## BEGIN THE DATA

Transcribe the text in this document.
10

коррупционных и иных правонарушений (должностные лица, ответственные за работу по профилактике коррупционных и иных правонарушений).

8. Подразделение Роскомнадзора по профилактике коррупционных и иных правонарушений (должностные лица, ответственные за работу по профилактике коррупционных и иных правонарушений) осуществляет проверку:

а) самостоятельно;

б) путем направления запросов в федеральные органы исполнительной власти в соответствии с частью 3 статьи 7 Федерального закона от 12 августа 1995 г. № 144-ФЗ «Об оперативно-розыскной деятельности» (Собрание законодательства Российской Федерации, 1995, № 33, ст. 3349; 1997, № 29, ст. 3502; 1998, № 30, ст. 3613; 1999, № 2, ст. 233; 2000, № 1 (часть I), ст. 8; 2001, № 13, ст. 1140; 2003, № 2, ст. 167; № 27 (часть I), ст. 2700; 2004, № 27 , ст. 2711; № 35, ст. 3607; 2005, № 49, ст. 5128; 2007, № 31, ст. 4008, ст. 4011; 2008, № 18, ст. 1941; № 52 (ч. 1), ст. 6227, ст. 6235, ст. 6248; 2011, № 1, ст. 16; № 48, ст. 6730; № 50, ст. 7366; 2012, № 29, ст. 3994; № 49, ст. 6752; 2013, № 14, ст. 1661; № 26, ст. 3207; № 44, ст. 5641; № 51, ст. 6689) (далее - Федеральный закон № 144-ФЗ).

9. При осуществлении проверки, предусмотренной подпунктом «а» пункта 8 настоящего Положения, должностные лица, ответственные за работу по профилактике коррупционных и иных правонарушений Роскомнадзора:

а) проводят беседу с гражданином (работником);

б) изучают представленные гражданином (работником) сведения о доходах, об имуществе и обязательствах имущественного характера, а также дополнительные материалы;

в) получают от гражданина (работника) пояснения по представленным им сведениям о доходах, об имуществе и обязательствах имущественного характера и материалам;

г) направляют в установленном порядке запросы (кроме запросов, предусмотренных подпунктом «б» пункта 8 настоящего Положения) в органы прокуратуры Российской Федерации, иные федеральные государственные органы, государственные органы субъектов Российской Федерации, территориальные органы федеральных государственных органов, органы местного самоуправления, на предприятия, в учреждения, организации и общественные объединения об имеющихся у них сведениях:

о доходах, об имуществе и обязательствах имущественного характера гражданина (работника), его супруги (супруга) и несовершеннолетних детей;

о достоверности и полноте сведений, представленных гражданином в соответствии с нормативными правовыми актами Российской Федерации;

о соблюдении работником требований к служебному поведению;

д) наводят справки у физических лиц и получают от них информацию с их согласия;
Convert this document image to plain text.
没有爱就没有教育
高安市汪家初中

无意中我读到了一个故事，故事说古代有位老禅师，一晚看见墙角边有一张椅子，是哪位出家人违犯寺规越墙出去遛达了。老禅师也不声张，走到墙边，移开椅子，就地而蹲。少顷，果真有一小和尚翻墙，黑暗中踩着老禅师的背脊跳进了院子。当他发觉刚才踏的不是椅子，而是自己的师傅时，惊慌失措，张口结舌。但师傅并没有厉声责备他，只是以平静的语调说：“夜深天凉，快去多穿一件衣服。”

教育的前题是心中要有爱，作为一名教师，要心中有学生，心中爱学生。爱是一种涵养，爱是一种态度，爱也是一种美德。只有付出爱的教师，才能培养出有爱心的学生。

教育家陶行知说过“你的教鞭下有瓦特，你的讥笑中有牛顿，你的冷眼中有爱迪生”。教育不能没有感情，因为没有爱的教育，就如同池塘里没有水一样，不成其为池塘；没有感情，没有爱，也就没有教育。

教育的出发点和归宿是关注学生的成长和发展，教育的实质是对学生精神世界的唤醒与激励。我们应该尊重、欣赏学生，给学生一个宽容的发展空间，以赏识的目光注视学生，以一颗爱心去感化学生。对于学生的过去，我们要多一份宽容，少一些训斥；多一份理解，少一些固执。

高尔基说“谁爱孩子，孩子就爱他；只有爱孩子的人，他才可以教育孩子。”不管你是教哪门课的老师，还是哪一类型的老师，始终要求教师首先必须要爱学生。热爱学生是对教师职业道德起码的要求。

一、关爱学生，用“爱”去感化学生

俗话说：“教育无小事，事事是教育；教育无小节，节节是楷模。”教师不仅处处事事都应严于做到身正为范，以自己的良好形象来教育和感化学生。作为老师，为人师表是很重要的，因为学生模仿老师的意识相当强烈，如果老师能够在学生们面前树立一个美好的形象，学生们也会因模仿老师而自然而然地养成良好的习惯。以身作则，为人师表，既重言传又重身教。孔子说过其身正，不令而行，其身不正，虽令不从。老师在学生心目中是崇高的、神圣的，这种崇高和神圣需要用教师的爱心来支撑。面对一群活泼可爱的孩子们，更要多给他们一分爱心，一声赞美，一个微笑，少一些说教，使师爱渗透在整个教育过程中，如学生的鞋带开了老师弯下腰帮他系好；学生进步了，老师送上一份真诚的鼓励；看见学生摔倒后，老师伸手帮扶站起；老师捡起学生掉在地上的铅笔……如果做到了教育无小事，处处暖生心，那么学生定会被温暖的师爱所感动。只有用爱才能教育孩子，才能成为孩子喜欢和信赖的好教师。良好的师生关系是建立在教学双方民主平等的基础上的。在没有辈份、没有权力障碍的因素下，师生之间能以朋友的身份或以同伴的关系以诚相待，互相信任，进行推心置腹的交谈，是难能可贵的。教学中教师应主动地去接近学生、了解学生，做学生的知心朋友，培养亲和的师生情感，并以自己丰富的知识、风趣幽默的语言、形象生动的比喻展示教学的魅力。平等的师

## END THE DATA

Go through the entries and repeat each one exactly.

→ THE REPLY:
Transcribe the text in this document.
10

коррупционных и иных правонарушений (должностные лица, ответственные за работу по профилактике коррупционных и иных правонарушений).

8. Подразделение Роскомнадзора по профилактике коррупционных и иных правонарушений (должностные лица, ответственные за работу по профилактике коррупционных и иных правонарушений) осуществляет проверку:

а) самостоятельно;

б) путем направления запросов в федеральные органы исполнительной власти в соответствии с частью 3 статьи 7 Федерального закона от 12 августа 1995 г. № 144-ФЗ «Об оперативно-розыскной деятельности» (Собрание законодательства Российской Федерации, 1995, № 33, ст. 3349; 1997, № 29, ст. 3502; 1998, № 30, ст. 3613; 1999, № 2, ст. 233; 2000, № 1 (часть I), ст. 8; 2001, № 13, ст. 1140; 2003, № 2, ст. 167; № 27 (часть I), ст. 2700; 2004, № 27 , ст. 2711; № 35, ст. 3607; 2005, № 49, ст. 5128; 2007, № 31, ст. 4008, ст. 4011; 2008, № 18, ст. 1941; № 52 (ч. 1), ст. 6227, ст. 6235, ст. 6248; 2011, № 1, ст. 16; № 48, ст. 6730; № 50, ст. 7366; 2012, № 29, ст. 3994; № 49, ст. 6752; 2013, № 14, ст. 1661; № 26, ст. 3207; № 44, ст. 5641; № 51, ст. 6689) (далее - Федеральный закон № 144-ФЗ).

9. При осуществлении проверки, предусмотренной подпунктом «а» пункта 8 настоящего Положения, должностные лица, ответственные за работу по профилактике коррупционных и иных правонарушений Роскомнадзора:

а) проводят беседу с гражданином (работником);

б) изучают представленные гражданином (работником) сведения о доходах, об имуществе и обязательствах имущественного характера, а также дополнительные материалы;

в) получают от гражданина (работника) пояснения по представленным им сведениям о доходах, об имуществе и обязательствах имущественного характера и материалам;

г) направляют в установленном порядке запросы (кроме запросов, предусмотренных подпунктом «б» пункта 8 настоящего Положения) в органы прокуратуры Российской Федерации, иные федеральные государственные органы, государственные органы субъектов Российской Федерации, территориальные органы федеральных государственных органов, органы местного самоуправления, на предприятия, в учреждения, организации и общественные объединения об имеющихся у них сведениях:

о доходах, об имуществе и обязательствах имущественного характера гражданина (работника), его супруги (супруга) и несовершеннолетних детей;

о достоверности и полноте сведений, представленных гражданином в соответствии с нормативными правовыми актами Российской Федерации;

о соблюдении работником требований к служебному поведению;

д) наводят справки у физических лиц и получают от них информацию с их согласия;
Convert this document image to plain text.
没有爱就没有教育
高安市汪家初中

无意中我读到了一个故事，故事说古代有位老禅师，一晚看见墙角边有一张椅子，是哪位出家人违犯寺规越墙出去遛达了。老禅师也不声张，走到墙边，移开椅子，就地而蹲。少顷，果真有一小和尚翻墙，黑暗中踩着老禅师的背脊跳进了院子。当他发觉刚才踏的不是椅子，而是自己的师傅时，惊慌失措，张口结舌。但师傅并没有厉声责备他，只是以平静的语调说：“夜深天凉，快去多穿一件衣服。”

教育的前题是心中要有爱，作为一名教师，要心中有学生，心中爱学生。爱是一种涵养，爱是一种态度，爱也是一种美德。只有付出爱的教师，才能培养出有爱心的学生。

教育家陶行知说过“你的教鞭下有瓦特，你的讥笑中有牛顿，你的冷眼中有爱迪生”。教育不能没有感情，因为没有爱的教育，就如同池塘里没有水一样，不成其为池塘；没有感情，没有爱，也就没有教育。

教育的出发点和归宿是关注学生的成长和发展，教育的实质是对学生精神世界的唤醒与激励。我们应该尊重、欣赏学生，给学生一个宽容的发展空间，以赏识的目光注视学生，以一颗爱心去感化学生。对于学生的过去，我们要多一份宽容，少一些训斥；多一份理解，少一些固执。

高尔基说“谁爱孩子，孩子就爱他；只有爱孩子的人，他才可以教育孩子。”不管你是教哪门课的老师，还是哪一类型的老师，始终要求教师首先必须要爱学生。热爱学生是对教师职业道德起码的要求。

一、关爱学生，用“爱”去感化学生

俗话说：“教育无小事，事事是教育；教育无小节，节节是楷模。”教师不仅处处事事都应严于做到身正为范，以自己的良好形象来教育和感化学生。作为老师，为人师表是很重要的，因为学生模仿老师的意识相当强烈，如果老师能够在学生们面前树立一个美好的形象，学生们也会因模仿老师而自然而然地养成良好的习惯。以身作则，为人师表，既重言传又重身教。孔子说过其身正，不令而行，其身不正，虽令不从。老师在学生心目中是崇高的、神圣的，这种崇高和神圣需要用教师的爱心来支撑。面对一群活泼可爱的孩子们，更要多给他们一分爱心，一声赞美，一个微笑，少一些说教，使师爱渗透在整个教育过程中，如学生的鞋带开了老师弯下腰帮他系好；学生进步了，老师送上一份真诚的鼓励；看见学生摔倒后，老师伸手帮扶站起；老师捡起学生掉在地上的铅笔……如果做到了教育无小事，处处暖生心，那么学生定会被温暖的师爱所感动。只有用爱才能教育孩子，才能成为孩子喜欢和信赖的好教师。良好的师生关系是建立在教学双方民主平等的基础上的。在没有辈份、没有权力障碍的因素下，师生之间能以朋友的身份或以同伴的关系以诚相待，互相信任，进行推心置腹的交谈，是难能可贵的。教学中教师应主动地去接近学生、了解学生，做学生的知心朋友，培养亲和的师生情感，并以自己丰富的知识、风趣幽默的语言、形象生动的比喻展示教学的魅力。平等的师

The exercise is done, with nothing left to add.